- What the task requires -
Write out every line of the data below without changing anything, but leave out the pictures.

Layout region records
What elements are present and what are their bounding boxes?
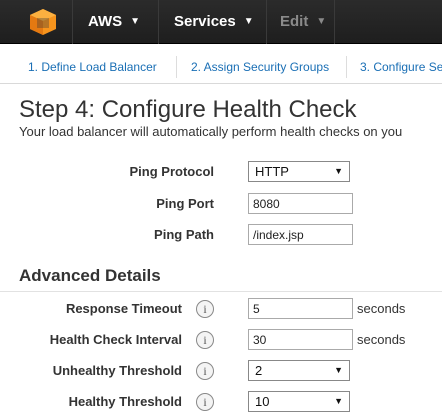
healthy-threshold-value: 10 xyxy=(255,394,270,409)
nav-divider xyxy=(158,0,159,44)
aws-menu-label: AWS xyxy=(88,13,123,30)
advanced-details-heading: Advanced Details xyxy=(19,266,161,285)
ping-protocol-select[interactable]: HTTP ▼ xyxy=(248,161,350,182)
section-divider xyxy=(0,291,442,292)
chevron-down-icon: ▼ xyxy=(243,16,254,27)
info-icon[interactable]: i xyxy=(196,362,214,380)
ping-protocol-value: HTTP xyxy=(255,164,289,179)
nav-divider xyxy=(266,0,267,44)
dropdown-arrow-icon: ▼ xyxy=(334,396,343,406)
info-icon[interactable]: i xyxy=(196,393,214,411)
unhealthy-threshold-value: 2 xyxy=(255,363,263,378)
tab-define-load-balancer[interactable]: 1. Define Load Balancer xyxy=(28,52,157,82)
ping-port-label: Ping Port xyxy=(156,196,214,211)
edit-menu-label: Edit xyxy=(280,13,309,30)
chevron-down-icon: ▼ xyxy=(130,16,141,27)
info-icon[interactable]: i xyxy=(196,300,214,318)
health-check-interval-input[interactable] xyxy=(248,329,353,350)
ping-path-input[interactable] xyxy=(248,224,353,245)
tab-configure-security[interactable]: 3. Configure Se xyxy=(360,52,442,82)
edit-menu[interactable]: Edit ▼ xyxy=(280,0,326,44)
tab-assign-security-groups[interactable]: 2. Assign Security Groups xyxy=(191,52,329,82)
tab-divider xyxy=(346,56,347,78)
response-timeout-input[interactable] xyxy=(248,298,353,319)
unhealthy-threshold-select[interactable]: 2 ▼ xyxy=(248,360,350,381)
wizard-tabs: 1. Define Load Balancer 2. Assign Securi… xyxy=(0,52,442,84)
page-title: Step 4: Configure Health Check xyxy=(19,96,357,123)
ping-path-label: Ping Path xyxy=(154,227,214,242)
dropdown-arrow-icon: ▼ xyxy=(334,166,343,176)
top-navbar: AWS ▼ Services ▼ Edit ▼ xyxy=(0,0,442,44)
health-check-interval-unit: seconds xyxy=(357,332,406,347)
healthy-threshold-select[interactable]: 10 ▼ xyxy=(248,391,350,412)
health-check-interval-label: Health Check Interval xyxy=(49,332,182,347)
unhealthy-threshold-label: Unhealthy Threshold xyxy=(52,363,182,378)
nav-divider xyxy=(72,0,73,44)
aws-menu[interactable]: AWS ▼ xyxy=(88,0,140,44)
response-timeout-unit: seconds xyxy=(357,301,406,316)
services-menu-label: Services xyxy=(174,13,236,30)
tab-divider xyxy=(176,56,177,78)
healthy-threshold-label: Healthy Threshold xyxy=(68,394,182,409)
ping-protocol-label: Ping Protocol xyxy=(129,164,215,179)
page-subtitle: Your load balancer will automatically pe… xyxy=(19,124,403,139)
nav-divider xyxy=(334,0,335,44)
response-timeout-label: Response Timeout xyxy=(65,301,182,316)
ping-port-input[interactable] xyxy=(248,193,353,214)
aws-logo-icon[interactable] xyxy=(28,8,58,36)
chevron-down-icon: ▼ xyxy=(316,16,327,27)
info-icon[interactable]: i xyxy=(196,331,214,349)
services-menu[interactable]: Services ▼ xyxy=(174,0,254,44)
dropdown-arrow-icon: ▼ xyxy=(334,365,343,375)
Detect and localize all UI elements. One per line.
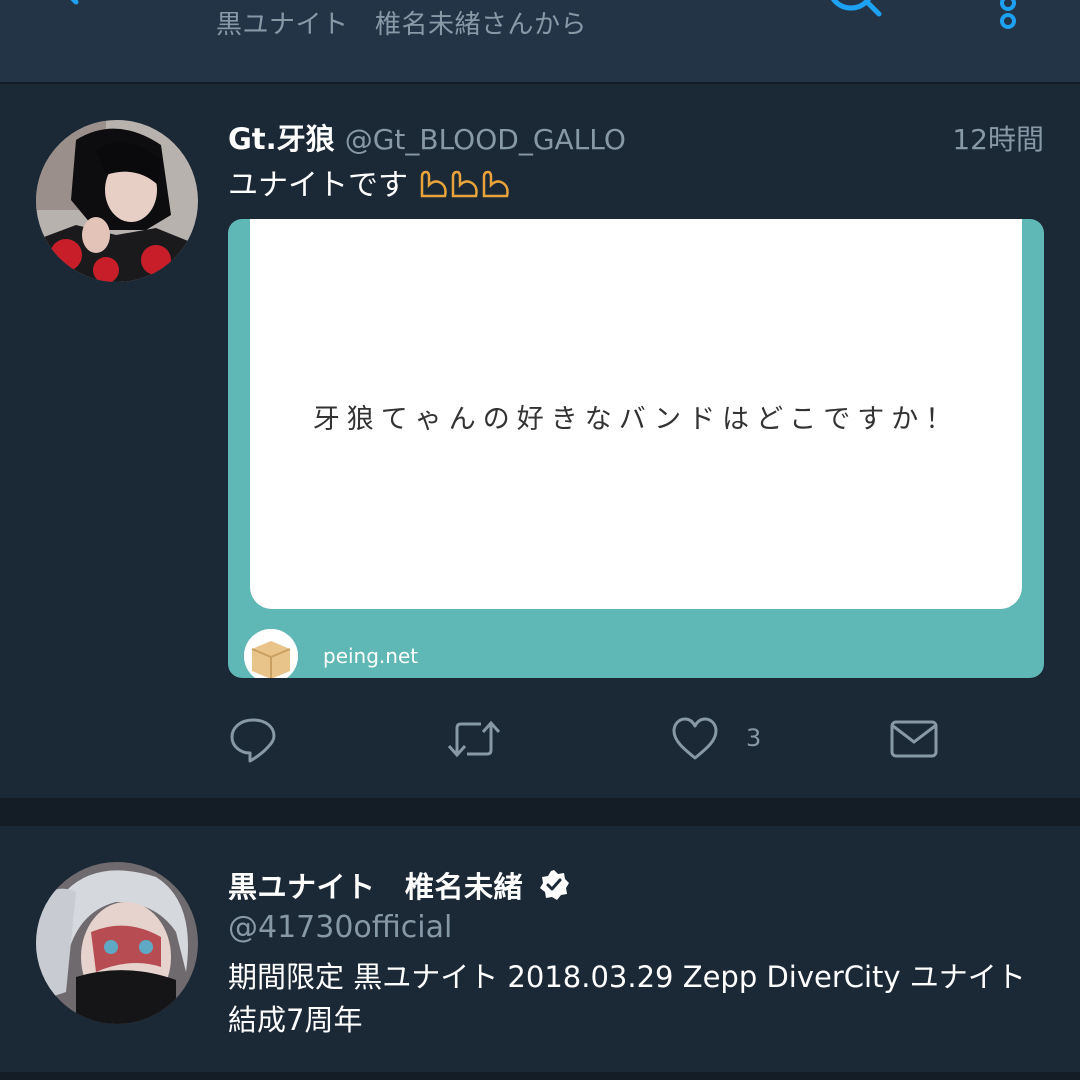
author-display-name[interactable]: Gt.牙狼 xyxy=(228,122,335,156)
bottom-divider xyxy=(0,1072,1080,1080)
like-button[interactable]: 3 xyxy=(670,714,780,764)
box-logo-icon xyxy=(244,629,298,678)
search-icon[interactable] xyxy=(815,0,895,30)
flexed-biceps-icon xyxy=(408,168,513,203)
profile-card[interactable]: 黒ユナイト 椎名未緒 @41730official 期間限定 黒ユナイト 201… xyxy=(0,824,1080,1076)
profile-avatar[interactable] xyxy=(36,862,198,1024)
media-card[interactable]: 牙狼てゃんの好きなバンドはどこですか！ peing.net xyxy=(228,219,1044,678)
tweet-author[interactable]: Gt.牙狼 @Gt_BLOOD_GALLO xyxy=(228,116,626,158)
author-handle[interactable]: @Gt_BLOOD_GALLO xyxy=(345,123,626,156)
back-arrow-icon[interactable] xyxy=(50,0,130,30)
tweet-text-body: ユナイトです xyxy=(228,168,408,203)
retweet-icon[interactable] xyxy=(445,714,503,764)
more-vertical-icon[interactable] xyxy=(990,0,1030,35)
profile-bio-line: 結成7周年 xyxy=(228,1003,363,1037)
like-count: 3 xyxy=(746,724,762,752)
tweet[interactable]: Gt.牙狼 @Gt_BLOOD_GALLO 12時間 ユナイトです 牙狼てゃんの好… xyxy=(0,84,1080,798)
tweet-timestamp: 12時間 xyxy=(952,123,1044,156)
profile-name-line[interactable]: 黒ユナイト 椎名未緒 xyxy=(228,864,570,906)
reply-icon[interactable] xyxy=(228,714,278,764)
top-app-bar: 黒ユナイト 椎名未緒さんから xyxy=(0,0,1080,84)
tweet-actions: 3 xyxy=(228,714,1044,764)
profile-display-name[interactable]: 黒ユナイト 椎名未緒 xyxy=(228,870,523,904)
media-question-card: 牙狼てゃんの好きなバンドはどこですか！ xyxy=(250,219,1022,609)
media-site-label: peing.net xyxy=(323,644,419,668)
section-divider xyxy=(0,798,1080,824)
tweet-text: ユナイトです xyxy=(228,160,513,204)
media-question-text: 牙狼てゃんの好きなバンドはどこですか！ xyxy=(312,404,960,435)
verified-badge-icon xyxy=(540,870,570,900)
heart-icon[interactable] xyxy=(670,714,720,764)
profile-handle[interactable]: @41730official xyxy=(228,910,452,945)
header-subtitle: 黒ユナイト 椎名未緒さんから xyxy=(216,10,588,40)
avatar[interactable] xyxy=(36,120,198,282)
profile-bio-line: 期間限定 黒ユナイト 2018.03.29 Zepp DiverCity ユナイ… xyxy=(228,960,1026,994)
profile-bio: 期間限定 黒ユナイト 2018.03.29 Zepp DiverCity ユナイ… xyxy=(228,956,1048,1042)
mail-icon[interactable] xyxy=(888,714,940,764)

- Answer to the task -
What elements are present and what are their bounding boxes?
healthy-threshold-value: 10 xyxy=(255,394,270,409)
nav-divider xyxy=(158,0,159,44)
aws-menu-label: AWS xyxy=(88,13,123,30)
advanced-details-heading: Advanced Details xyxy=(19,266,161,285)
ping-protocol-select[interactable]: HTTP ▼ xyxy=(248,161,350,182)
section-divider xyxy=(0,291,442,292)
chevron-down-icon: ▼ xyxy=(243,16,254,27)
info-icon[interactable]: i xyxy=(196,362,214,380)
ping-protocol-value: HTTP xyxy=(255,164,289,179)
nav-divider xyxy=(266,0,267,44)
dropdown-arrow-icon: ▼ xyxy=(334,396,343,406)
info-icon[interactable]: i xyxy=(196,393,214,411)
unhealthy-threshold-value: 2 xyxy=(255,363,263,378)
tab-define-load-balancer[interactable]: 1. Define Load Balancer xyxy=(28,52,157,82)
ping-port-label: Ping Port xyxy=(156,196,214,211)
edit-menu-label: Edit xyxy=(280,13,309,30)
chevron-down-icon: ▼ xyxy=(130,16,141,27)
info-icon[interactable]: i xyxy=(196,300,214,318)
health-check-interval-input[interactable] xyxy=(248,329,353,350)
ping-path-input[interactable] xyxy=(248,224,353,245)
tab-configure-security[interactable]: 3. Configure Se xyxy=(360,52,442,82)
edit-menu[interactable]: Edit ▼ xyxy=(280,0,326,44)
tab-assign-security-groups[interactable]: 2. Assign Security Groups xyxy=(191,52,329,82)
tab-divider xyxy=(346,56,347,78)
response-timeout-input[interactable] xyxy=(248,298,353,319)
unhealthy-threshold-select[interactable]: 2 ▼ xyxy=(248,360,350,381)
wizard-tabs: 1. Define Load Balancer 2. Assign Securi… xyxy=(0,52,442,84)
page-title: Step 4: Configure Health Check xyxy=(19,96,357,123)
ping-path-label: Ping Path xyxy=(154,227,214,242)
dropdown-arrow-icon: ▼ xyxy=(334,166,343,176)
top-navbar: AWS ▼ Services ▼ Edit ▼ xyxy=(0,0,442,44)
health-check-interval-unit: seconds xyxy=(357,332,406,347)
healthy-threshold-select[interactable]: 10 ▼ xyxy=(248,391,350,412)
health-check-interval-label: Health Check Interval xyxy=(49,332,182,347)
unhealthy-threshold-label: Unhealthy Threshold xyxy=(52,363,182,378)
nav-divider xyxy=(72,0,73,44)
aws-menu[interactable]: AWS ▼ xyxy=(88,0,140,44)
response-timeout-unit: seconds xyxy=(357,301,406,316)
services-menu-label: Services xyxy=(174,13,236,30)
tab-divider xyxy=(176,56,177,78)
healthy-threshold-label: Healthy Threshold xyxy=(68,394,182,409)
ping-protocol-label: Ping Protocol xyxy=(129,164,215,179)
page-subtitle: Your load balancer will automatically pe… xyxy=(19,124,403,139)
nav-divider xyxy=(334,0,335,44)
response-timeout-label: Response Timeout xyxy=(65,301,182,316)
ping-port-input[interactable] xyxy=(248,193,353,214)
aws-logo-icon[interactable] xyxy=(28,8,58,36)
chevron-down-icon: ▼ xyxy=(316,16,327,27)
info-icon[interactable]: i xyxy=(196,331,214,349)
services-menu[interactable]: Services ▼ xyxy=(174,0,254,44)
dropdown-arrow-icon: ▼ xyxy=(334,365,343,375)
Detect and localize all UI elements. One per line.
author-display-name[interactable]: Gt.牙狼 xyxy=(228,122,335,156)
bottom-divider xyxy=(0,1072,1080,1080)
like-button[interactable]: 3 xyxy=(670,714,780,764)
box-logo-icon xyxy=(244,629,298,678)
search-icon[interactable] xyxy=(815,0,895,30)
flexed-biceps-icon xyxy=(408,168,513,203)
profile-card[interactable]: 黒ユナイト 椎名未緒 @41730official 期間限定 黒ユナイト 201… xyxy=(0,824,1080,1076)
profile-avatar[interactable] xyxy=(36,862,198,1024)
media-card[interactable]: 牙狼てゃんの好きなバンドはどこですか！ peing.net xyxy=(228,219,1044,678)
tweet-author[interactable]: Gt.牙狼 @Gt_BLOOD_GALLO xyxy=(228,116,626,158)
author-handle[interactable]: @Gt_BLOOD_GALLO xyxy=(345,123,626,156)
back-arrow-icon[interactable] xyxy=(50,0,130,30)
tweet-text-body: ユナイトです xyxy=(228,168,408,203)
retweet-icon[interactable] xyxy=(445,714,503,764)
more-vertical-icon[interactable] xyxy=(990,0,1030,35)
profile-bio-line: 結成7周年 xyxy=(228,1003,363,1037)
like-count: 3 xyxy=(746,724,762,752)
tweet[interactable]: Gt.牙狼 @Gt_BLOOD_GALLO 12時間 ユナイトです 牙狼てゃんの好… xyxy=(0,84,1080,798)
tweet-timestamp: 12時間 xyxy=(952,123,1044,156)
profile-name-line[interactable]: 黒ユナイト 椎名未緒 xyxy=(228,864,570,906)
reply-icon[interactable] xyxy=(228,714,278,764)
top-app-bar: 黒ユナイト 椎名未緒さんから xyxy=(0,0,1080,84)
tweet-actions: 3 xyxy=(228,714,1044,764)
profile-display-name[interactable]: 黒ユナイト 椎名未緒 xyxy=(228,870,523,904)
media-question-card: 牙狼てゃんの好きなバンドはどこですか！ xyxy=(250,219,1022,609)
media-site-label: peing.net xyxy=(323,644,419,668)
section-divider xyxy=(0,798,1080,824)
tweet-text: ユナイトです xyxy=(228,160,513,204)
media-question-text: 牙狼てゃんの好きなバンドはどこですか！ xyxy=(312,404,960,435)
verified-badge-icon xyxy=(540,870,570,900)
heart-icon[interactable] xyxy=(670,714,720,764)
profile-handle[interactable]: @41730official xyxy=(228,910,452,945)
header-subtitle: 黒ユナイト 椎名未緒さんから xyxy=(216,10,588,40)
avatar[interactable] xyxy=(36,120,198,282)
profile-bio-line: 期間限定 黒ユナイト 2018.03.29 Zepp DiverCity ユナイ… xyxy=(228,960,1026,994)
profile-bio: 期間限定 黒ユナイト 2018.03.29 Zepp DiverCity ユナイ… xyxy=(228,956,1048,1042)
mail-icon[interactable] xyxy=(888,714,940,764)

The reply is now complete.